BEGIN Task inputs
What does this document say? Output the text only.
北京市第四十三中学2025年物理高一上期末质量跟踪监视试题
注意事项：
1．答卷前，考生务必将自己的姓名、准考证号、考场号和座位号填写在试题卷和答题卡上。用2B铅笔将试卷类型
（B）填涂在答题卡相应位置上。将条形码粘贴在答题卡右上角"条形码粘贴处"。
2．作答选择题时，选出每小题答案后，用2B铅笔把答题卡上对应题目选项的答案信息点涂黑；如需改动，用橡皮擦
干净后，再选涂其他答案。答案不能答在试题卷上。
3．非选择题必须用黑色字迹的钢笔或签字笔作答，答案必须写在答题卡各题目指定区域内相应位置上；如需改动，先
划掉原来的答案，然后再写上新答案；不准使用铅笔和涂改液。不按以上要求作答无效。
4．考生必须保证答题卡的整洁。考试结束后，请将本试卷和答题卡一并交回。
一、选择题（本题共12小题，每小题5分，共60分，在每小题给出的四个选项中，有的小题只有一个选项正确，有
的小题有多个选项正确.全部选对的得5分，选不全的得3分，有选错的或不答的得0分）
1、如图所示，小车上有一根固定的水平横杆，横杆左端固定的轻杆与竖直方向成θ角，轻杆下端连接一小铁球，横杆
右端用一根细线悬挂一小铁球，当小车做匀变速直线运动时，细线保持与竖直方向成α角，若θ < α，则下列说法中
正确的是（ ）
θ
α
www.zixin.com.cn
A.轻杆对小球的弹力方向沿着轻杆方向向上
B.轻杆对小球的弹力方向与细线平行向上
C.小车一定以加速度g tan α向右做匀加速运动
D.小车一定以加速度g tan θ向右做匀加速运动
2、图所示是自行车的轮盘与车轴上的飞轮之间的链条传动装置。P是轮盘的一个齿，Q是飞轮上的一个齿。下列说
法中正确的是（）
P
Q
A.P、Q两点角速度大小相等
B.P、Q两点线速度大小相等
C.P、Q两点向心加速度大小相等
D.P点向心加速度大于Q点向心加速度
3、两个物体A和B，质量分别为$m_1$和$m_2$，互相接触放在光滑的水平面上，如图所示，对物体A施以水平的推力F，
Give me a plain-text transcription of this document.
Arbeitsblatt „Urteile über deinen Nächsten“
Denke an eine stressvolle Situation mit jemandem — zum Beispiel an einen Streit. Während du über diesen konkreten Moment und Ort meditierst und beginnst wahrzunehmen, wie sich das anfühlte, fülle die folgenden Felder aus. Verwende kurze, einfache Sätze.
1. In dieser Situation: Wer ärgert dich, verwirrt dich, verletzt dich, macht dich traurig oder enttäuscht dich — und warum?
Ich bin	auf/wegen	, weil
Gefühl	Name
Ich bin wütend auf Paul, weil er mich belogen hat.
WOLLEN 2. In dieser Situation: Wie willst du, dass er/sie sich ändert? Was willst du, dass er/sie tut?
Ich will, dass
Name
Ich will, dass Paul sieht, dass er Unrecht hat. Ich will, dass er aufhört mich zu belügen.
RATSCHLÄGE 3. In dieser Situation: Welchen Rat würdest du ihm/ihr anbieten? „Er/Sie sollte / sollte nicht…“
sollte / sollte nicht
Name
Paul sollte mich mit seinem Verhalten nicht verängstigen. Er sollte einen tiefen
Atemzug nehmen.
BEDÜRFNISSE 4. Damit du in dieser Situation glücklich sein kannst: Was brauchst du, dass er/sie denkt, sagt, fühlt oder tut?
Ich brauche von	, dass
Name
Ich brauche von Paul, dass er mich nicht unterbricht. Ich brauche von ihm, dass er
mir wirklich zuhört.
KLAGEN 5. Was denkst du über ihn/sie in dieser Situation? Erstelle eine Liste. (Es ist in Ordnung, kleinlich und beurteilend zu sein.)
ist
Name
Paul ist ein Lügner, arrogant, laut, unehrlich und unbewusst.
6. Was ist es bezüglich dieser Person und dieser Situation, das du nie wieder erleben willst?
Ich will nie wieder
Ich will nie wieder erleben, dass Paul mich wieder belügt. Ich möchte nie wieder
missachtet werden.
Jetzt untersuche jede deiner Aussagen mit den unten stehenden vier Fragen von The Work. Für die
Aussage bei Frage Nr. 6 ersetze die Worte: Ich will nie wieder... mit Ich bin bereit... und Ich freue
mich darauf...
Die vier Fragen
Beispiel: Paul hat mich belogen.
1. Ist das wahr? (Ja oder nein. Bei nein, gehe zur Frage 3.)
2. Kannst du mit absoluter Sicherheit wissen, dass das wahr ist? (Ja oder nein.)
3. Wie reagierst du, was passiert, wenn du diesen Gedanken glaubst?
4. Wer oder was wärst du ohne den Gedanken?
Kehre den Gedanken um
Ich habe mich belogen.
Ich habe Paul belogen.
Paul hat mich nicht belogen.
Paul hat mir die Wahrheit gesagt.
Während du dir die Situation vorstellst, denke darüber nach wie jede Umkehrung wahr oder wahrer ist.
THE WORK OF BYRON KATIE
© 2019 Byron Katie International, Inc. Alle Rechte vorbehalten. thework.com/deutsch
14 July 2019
END Task inputs
● What needs to be done
Repeat the material above in full, exactly as it stands.

● Reply
What does this document say? Output the text only.
北京市第四十三中学2025年物理高一上期末质量跟踪监视试题
注意事项：
1．答卷前，考生务必将自己的姓名、准考证号、考场号和座位号填写在试题卷和答题卡上。用2B铅笔将试卷类型
（B）填涂在答题卡相应位置上。将条形码粘贴在答题卡右上角"条形码粘贴处"。
2．作答选择题时，选出每小题答案后，用2B铅笔把答题卡上对应题目选项的答案信息点涂黑；如需改动，用橡皮擦
干净后，再选涂其他答案。答案不能答在试题卷上。
3．非选择题必须用黑色字迹的钢笔或签字笔作答，答案必须写在答题卡各题目指定区域内相应位置上；如需改动，先
划掉原来的答案，然后再写上新答案；不准使用铅笔和涂改液。不按以上要求作答无效。
4．考生必须保证答题卡的整洁。考试结束后，请将本试卷和答题卡一并交回。
一、选择题（本题共12小题，每小题5分，共60分，在每小题给出的四个选项中，有的小题只有一个选项正确，有
的小题有多个选项正确.全部选对的得5分，选不全的得3分，有选错的或不答的得0分）
1、如图所示，小车上有一根固定的水平横杆，横杆左端固定的轻杆与竖直方向成θ角，轻杆下端连接一小铁球，横杆
右端用一根细线悬挂一小铁球，当小车做匀变速直线运动时，细线保持与竖直方向成α角，若θ < α，则下列说法中
正确的是（ ）
θ
α
www.zixin.com.cn
A.轻杆对小球的弹力方向沿着轻杆方向向上
B.轻杆对小球的弹力方向与细线平行向上
C.小车一定以加速度g tan α向右做匀加速运动
D.小车一定以加速度g tan θ向右做匀加速运动
2、图所示是自行车的轮盘与车轴上的飞轮之间的链条传动装置。P是轮盘的一个齿，Q是飞轮上的一个齿。下列说
法中正确的是（）
P
Q
A.P、Q两点角速度大小相等
B.P、Q两点线速度大小相等
C.P、Q两点向心加速度大小相等
D.P点向心加速度大于Q点向心加速度
3、两个物体A和B，质量分别为$m_1$和$m_2$，互相接触放在光滑的水平面上，如图所示，对物体A施以水平的推力F，
Give me a plain-text transcription of this document.
Arbeitsblatt „Urteile über deinen Nächsten“
Denke an eine stressvolle Situation mit jemandem — zum Beispiel an einen Streit. Während du über diesen konkreten Moment und Ort meditierst und beginnst wahrzunehmen, wie sich das anfühlte, fülle die folgenden Felder aus. Verwende kurze, einfache Sätze.
1. In dieser Situation: Wer ärgert dich, verwirrt dich, verletzt dich, macht dich traurig oder enttäuscht dich — und warum?
Ich bin	auf/wegen	, weil
Gefühl	Name
Ich bin wütend auf Paul, weil er mich belogen hat.
WOLLEN 2. In dieser Situation: Wie willst du, dass er/sie sich ändert? Was willst du, dass er/sie tut?
Ich will, dass
Name
Ich will, dass Paul sieht, dass er Unrecht hat. Ich will, dass er aufhört mich zu belügen.
RATSCHLÄGE 3. In dieser Situation: Welchen Rat würdest du ihm/ihr anbieten? „Er/Sie sollte / sollte nicht…“
sollte / sollte nicht
Name
Paul sollte mich mit seinem Verhalten nicht verängstigen. Er sollte einen tiefen
Atemzug nehmen.
BEDÜRFNISSE 4. Damit du in dieser Situation glücklich sein kannst: Was brauchst du, dass er/sie denkt, sagt, fühlt oder tut?
Ich brauche von	, dass
Name
Ich brauche von Paul, dass er mich nicht unterbricht. Ich brauche von ihm, dass er
mir wirklich zuhört.
KLAGEN 5. Was denkst du über ihn/sie in dieser Situation? Erstelle eine Liste. (Es ist in Ordnung, kleinlich und beurteilend zu sein.)
ist
Name
Paul ist ein Lügner, arrogant, laut, unehrlich und unbewusst.
6. Was ist es bezüglich dieser Person und dieser Situation, das du nie wieder erleben willst?
Ich will nie wieder
Ich will nie wieder erleben, dass Paul mich wieder belügt. Ich möchte nie wieder
missachtet werden.
Jetzt untersuche jede deiner Aussagen mit den unten stehenden vier Fragen von The Work. Für die
Aussage bei Frage Nr. 6 ersetze die Worte: Ich will nie wieder... mit Ich bin bereit... und Ich freue
mich darauf...
Die vier Fragen
Beispiel: Paul hat mich belogen.
1. Ist das wahr? (Ja oder nein. Bei nein, gehe zur Frage 3.)
2. Kannst du mit absoluter Sicherheit wissen, dass das wahr ist? (Ja oder nein.)
3. Wie reagierst du, was passiert, wenn du diesen Gedanken glaubst?
4. Wer oder was wärst du ohne den Gedanken?
Kehre den Gedanken um
Ich habe mich belogen.
Ich habe Paul belogen.
Paul hat mich nicht belogen.
Paul hat mir die Wahrheit gesagt.
Während du dir die Situation vorstellst, denke darüber nach wie jede Umkehrung wahr oder wahrer ist.
THE WORK OF BYRON KATIE
© 2019 Byron Katie International, Inc. Alle Rechte vorbehalten. thework.com/deutsch
14 July 2019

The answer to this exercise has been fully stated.